*Tareas obligatorias*
[1] Responde con lo que dice el texto sobre la pasión, el suicidio y Camus:
(a) ¿Qué problema le encuentra quien escribe a la novela Trece?
(b) ¿En qué año compró quien escribe El mito de Sísifo?
(c) ¿Qué obras de Camus le gustan a quien escribe?
[2] Prosigue el texto sobre la pasión, el suicidio y Camus a partir de su última oración.

*Texto para analizar*

==*==

Aparentemente frío, Borges estaba lleno de pasión. No concibo una obra sin pasión. Por eso, quizá, me deleita tanto Madame Bovary. “Es que yo soy Madame Bovary”, nos dice Flaubert. El suicidio es totalmente justificable en este personaje femenino tan magníficamente trazado. Fuera del suicidio, no encuentra salvación alguna. Aunque el arsénico le provoque dolores infinitos. También existe el suicidio lento, de agonía prolongada a manera de autocastigo infame. Quien se suicida es quien ama con hondura la vida. No el que la desprecia.
Opiniones –las mías- que no quitan ni ponen nada a Trece. Una obra bien escrita, casi de manera impecable. Para mí, el problema de la novela es la carencia de pasión. Pero Menjívar Ochoa no lo vio así cuando la escribió. Una vez publicada, ya no le pertenece del todo. Pertenece a los lectores que pueden rehacerla o deshacerla, como quieran. Es simple cuestión de filosofías, psicologías y opiniones.
Hace ya varios años escribí un libro que debería estar por publicarse (los editores se atrasan, qué sé yo). En el capítulo 11 hablo un poco de El mito de Sísifo, de Camus, que nunca me ha gustado. O sea que una influencia literaria mía no es; de Camus lo único que me gusta es El extranjero y sus cuentos, que me parecen maravillosos. Reproduzco fragmentos de ese capítulo 11, en el que curiosamente se habla de mi amigo René Bascopé, a quien fui a visitar a su tumba hace un par de semanas:
En 1980 compré un libro de Albert Camus, El mito de Sísifo, que me ha seguido desde entonces por casas, maletas y países. Nunca he logrado leerlo completo –lo he intentado– y, a decir verdad, me resulta un tanto tedioso; las preocupaciones de Camus sobre el suicidio me parecen forzadas y poco vitales, aunque cada quién sabe cómo habla de sus cosas, y cómo las siente.

==*==

*Material de estudio*
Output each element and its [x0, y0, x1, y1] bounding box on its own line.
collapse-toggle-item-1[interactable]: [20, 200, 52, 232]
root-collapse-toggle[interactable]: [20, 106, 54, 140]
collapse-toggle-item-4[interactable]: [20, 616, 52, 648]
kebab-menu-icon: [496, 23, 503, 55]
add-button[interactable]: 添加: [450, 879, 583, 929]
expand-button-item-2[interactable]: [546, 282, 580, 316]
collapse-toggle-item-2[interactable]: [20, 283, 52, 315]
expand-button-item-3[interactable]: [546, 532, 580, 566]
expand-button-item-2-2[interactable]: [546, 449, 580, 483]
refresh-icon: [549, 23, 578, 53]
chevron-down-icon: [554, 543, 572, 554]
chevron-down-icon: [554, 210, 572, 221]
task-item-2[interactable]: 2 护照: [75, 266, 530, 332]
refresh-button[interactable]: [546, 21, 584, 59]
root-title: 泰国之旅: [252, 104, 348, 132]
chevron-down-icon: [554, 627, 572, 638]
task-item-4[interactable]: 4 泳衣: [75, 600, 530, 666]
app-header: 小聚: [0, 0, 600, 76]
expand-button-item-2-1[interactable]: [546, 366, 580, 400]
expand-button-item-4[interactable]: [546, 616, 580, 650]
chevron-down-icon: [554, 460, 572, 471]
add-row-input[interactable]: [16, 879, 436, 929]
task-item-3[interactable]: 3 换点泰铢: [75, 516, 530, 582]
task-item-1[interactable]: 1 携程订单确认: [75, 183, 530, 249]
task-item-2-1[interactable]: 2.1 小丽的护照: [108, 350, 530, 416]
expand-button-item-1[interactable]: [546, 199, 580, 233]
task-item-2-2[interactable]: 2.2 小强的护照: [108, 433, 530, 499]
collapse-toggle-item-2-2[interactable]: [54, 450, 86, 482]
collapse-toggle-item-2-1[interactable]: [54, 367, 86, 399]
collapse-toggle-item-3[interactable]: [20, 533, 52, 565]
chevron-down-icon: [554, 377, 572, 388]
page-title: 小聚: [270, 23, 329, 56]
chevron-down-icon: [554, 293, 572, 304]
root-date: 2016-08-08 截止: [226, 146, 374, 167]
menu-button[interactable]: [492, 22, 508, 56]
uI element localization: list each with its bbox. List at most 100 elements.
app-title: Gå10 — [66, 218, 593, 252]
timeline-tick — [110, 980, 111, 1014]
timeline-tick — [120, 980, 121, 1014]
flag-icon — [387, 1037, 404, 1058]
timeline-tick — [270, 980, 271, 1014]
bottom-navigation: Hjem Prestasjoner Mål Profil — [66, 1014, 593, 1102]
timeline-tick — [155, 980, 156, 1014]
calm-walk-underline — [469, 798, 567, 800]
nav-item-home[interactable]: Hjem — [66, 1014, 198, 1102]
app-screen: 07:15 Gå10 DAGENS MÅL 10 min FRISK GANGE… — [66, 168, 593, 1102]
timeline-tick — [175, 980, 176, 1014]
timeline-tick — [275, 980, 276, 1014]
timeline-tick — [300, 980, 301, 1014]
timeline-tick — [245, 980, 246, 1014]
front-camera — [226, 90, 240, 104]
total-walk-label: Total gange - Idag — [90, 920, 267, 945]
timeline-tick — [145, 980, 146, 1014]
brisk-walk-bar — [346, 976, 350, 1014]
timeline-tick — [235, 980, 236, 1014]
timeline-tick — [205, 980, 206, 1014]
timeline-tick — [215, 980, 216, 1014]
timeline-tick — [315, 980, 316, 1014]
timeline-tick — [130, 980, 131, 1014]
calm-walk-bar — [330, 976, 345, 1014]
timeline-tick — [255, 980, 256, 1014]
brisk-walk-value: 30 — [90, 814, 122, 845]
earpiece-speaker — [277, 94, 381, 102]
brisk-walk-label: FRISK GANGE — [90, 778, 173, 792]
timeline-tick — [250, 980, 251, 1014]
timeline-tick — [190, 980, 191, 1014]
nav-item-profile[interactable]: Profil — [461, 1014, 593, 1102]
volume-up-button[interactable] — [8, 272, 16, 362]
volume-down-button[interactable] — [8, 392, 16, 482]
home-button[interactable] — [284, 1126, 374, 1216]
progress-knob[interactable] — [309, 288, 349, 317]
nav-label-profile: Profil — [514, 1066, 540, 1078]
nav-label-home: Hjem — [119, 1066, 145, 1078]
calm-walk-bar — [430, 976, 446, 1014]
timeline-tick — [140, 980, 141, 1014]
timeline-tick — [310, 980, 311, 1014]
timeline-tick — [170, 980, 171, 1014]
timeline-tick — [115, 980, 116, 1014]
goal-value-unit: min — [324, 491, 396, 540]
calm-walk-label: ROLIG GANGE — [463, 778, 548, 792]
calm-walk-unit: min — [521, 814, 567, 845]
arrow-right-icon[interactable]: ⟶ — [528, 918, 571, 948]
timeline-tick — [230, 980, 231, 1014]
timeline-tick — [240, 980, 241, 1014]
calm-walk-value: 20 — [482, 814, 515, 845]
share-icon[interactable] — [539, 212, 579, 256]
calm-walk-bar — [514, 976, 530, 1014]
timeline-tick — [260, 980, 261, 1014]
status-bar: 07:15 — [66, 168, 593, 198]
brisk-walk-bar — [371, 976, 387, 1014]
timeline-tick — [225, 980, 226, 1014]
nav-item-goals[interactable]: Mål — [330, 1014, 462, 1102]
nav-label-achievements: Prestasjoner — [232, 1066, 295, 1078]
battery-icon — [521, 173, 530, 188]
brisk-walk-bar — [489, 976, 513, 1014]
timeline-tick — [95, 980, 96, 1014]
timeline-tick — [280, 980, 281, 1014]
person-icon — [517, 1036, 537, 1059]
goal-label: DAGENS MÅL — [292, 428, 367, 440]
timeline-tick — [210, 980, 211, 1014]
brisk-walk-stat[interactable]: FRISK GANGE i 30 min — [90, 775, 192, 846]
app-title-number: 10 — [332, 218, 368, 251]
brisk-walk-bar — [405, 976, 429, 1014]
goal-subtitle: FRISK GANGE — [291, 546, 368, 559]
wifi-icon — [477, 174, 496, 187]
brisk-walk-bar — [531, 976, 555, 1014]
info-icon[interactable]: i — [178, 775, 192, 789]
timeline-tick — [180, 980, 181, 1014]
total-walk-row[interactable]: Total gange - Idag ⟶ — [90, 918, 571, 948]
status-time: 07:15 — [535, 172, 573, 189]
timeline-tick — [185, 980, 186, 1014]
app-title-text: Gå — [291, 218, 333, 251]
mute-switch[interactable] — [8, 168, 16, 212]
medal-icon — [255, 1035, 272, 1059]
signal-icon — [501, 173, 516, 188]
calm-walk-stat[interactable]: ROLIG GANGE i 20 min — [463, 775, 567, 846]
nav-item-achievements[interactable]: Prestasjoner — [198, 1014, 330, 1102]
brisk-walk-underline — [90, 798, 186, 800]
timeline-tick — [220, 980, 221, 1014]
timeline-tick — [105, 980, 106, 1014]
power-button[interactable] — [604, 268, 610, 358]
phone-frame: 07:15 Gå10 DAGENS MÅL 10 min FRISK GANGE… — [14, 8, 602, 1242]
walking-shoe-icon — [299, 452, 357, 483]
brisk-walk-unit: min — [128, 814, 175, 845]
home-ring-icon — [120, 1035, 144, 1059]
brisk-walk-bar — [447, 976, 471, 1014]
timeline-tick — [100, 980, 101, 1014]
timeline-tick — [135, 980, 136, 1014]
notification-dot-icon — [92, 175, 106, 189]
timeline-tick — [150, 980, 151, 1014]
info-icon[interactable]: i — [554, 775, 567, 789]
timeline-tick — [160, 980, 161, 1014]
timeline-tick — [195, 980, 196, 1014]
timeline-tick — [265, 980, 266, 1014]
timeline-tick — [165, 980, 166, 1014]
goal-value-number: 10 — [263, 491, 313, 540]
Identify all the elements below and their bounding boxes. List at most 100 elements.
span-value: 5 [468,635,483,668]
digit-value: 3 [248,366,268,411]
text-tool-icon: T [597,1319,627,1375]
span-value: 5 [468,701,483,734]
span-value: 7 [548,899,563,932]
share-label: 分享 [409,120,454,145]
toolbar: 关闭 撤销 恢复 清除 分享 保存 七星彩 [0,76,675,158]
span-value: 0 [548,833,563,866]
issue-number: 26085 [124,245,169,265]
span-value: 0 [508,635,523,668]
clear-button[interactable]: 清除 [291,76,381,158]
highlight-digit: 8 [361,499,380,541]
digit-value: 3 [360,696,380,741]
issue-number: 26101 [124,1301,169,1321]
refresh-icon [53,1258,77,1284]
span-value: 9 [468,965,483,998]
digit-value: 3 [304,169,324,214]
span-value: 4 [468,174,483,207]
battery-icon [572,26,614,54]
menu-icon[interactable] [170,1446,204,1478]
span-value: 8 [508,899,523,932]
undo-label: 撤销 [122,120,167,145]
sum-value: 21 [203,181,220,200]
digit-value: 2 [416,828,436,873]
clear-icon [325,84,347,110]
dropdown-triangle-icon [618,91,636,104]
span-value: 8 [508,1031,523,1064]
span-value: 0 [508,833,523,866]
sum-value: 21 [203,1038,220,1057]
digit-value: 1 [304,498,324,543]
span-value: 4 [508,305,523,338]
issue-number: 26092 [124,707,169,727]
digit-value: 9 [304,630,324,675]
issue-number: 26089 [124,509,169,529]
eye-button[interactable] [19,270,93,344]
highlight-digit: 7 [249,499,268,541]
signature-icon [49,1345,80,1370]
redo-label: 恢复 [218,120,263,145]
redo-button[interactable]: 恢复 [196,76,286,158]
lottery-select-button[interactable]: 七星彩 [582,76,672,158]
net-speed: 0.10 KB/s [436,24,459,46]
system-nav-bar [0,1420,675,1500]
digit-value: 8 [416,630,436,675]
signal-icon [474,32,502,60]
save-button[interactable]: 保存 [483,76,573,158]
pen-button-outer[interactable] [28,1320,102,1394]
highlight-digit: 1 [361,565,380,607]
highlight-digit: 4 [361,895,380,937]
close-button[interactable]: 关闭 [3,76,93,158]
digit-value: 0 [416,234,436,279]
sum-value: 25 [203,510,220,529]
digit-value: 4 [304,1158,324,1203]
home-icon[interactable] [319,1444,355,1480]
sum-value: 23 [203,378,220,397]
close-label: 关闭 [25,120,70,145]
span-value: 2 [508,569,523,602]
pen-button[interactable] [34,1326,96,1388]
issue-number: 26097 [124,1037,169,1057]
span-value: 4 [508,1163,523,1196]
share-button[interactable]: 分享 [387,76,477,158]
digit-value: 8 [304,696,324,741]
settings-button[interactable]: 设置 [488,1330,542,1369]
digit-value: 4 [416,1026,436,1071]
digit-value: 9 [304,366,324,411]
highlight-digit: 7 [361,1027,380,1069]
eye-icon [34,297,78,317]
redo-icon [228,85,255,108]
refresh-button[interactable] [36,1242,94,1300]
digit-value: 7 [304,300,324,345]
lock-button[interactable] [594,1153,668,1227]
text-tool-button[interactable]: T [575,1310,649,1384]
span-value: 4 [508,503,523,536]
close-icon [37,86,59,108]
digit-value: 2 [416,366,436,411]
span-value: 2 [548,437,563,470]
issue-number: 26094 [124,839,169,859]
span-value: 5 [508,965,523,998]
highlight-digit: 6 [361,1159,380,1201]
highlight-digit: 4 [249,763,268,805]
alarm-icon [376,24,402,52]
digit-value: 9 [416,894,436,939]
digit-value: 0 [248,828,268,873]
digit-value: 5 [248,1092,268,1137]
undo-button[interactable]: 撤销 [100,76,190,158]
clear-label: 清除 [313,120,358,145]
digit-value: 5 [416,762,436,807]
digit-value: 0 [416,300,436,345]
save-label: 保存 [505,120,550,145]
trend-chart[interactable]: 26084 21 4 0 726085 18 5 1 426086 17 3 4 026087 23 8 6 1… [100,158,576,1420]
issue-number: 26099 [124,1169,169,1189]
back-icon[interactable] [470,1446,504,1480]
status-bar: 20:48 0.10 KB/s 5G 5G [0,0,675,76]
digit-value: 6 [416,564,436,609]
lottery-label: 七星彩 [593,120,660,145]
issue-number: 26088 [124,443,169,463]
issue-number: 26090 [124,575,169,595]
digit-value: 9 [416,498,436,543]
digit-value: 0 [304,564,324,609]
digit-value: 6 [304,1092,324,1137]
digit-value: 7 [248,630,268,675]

==*==

*Respuestas a continuación*
[1]
(a) La carencia de pasión.
(b) En 1980.
(c) El extranjero y sus cuentos.

[2]
Compré el libro por recomendación de René Bascopé, un cuentista boliviano muerto en La Paz en 1984: se dio un tiro en el estómago, y juran que se trató de un accidente. Cuando lo conocí, René era todo un escritor de 29 años, que sabía lo que yo ignoraba a mis 20, y me enseñó sutilezas de la literatura que aún no termino de comprender. (Quizá sí. Lo más probable es que lo haya idealizado, y está bien.)
De noche en noche, cada dos o tres años, trato de leer El mito de Sísifo y me encuentro con subrayados que he hecho a lo largo del tiempo y de lecturas truncadas, y hago algún subrayado nuevo, casi por inercia, sin que el libro me llegue a interesar.
Cambio de casa y el libro va en la caja de los más importantes; cambio de país y está entre los quince o veinte que llevo en la maleta de mano, los de hojas amarillas y portadas quebradizas, mezclados con mis cuadernos y manuscritos: las cartas de Raymond Chandler, Asesinato en la catedral y Cuatro cuartetos de Eliot, El arte de la poesía de Pound, Homenaje a Cataluña de Orwell, uno sobre el cine expresionista alemán...
Después de escribir el primer borrador de este texto me dije que quizá fuera el momento de entender El mito de Sísifo –su tema es el suicidio–, y me puse a leerlo una noche, antes de dormir. Fue en vano: los ojos y la mente pasaban por encima de las hojas sin encontrar nada de qué agarrarse y, como siempre, sentí vergüenza por mi incapacidad de comprenderlo y emocionarme. Más por defensa que por soberbia –y ya dentro de la lógica de Camus–, pensé que tenía 41 años, que en unos meses cumpliría 42, que había llegado a un punto al que René jamás llegó, que había vivido cosas que él ya no viviría y que, en fin, veía el mundo de un modo que para él fue y será inaccesible.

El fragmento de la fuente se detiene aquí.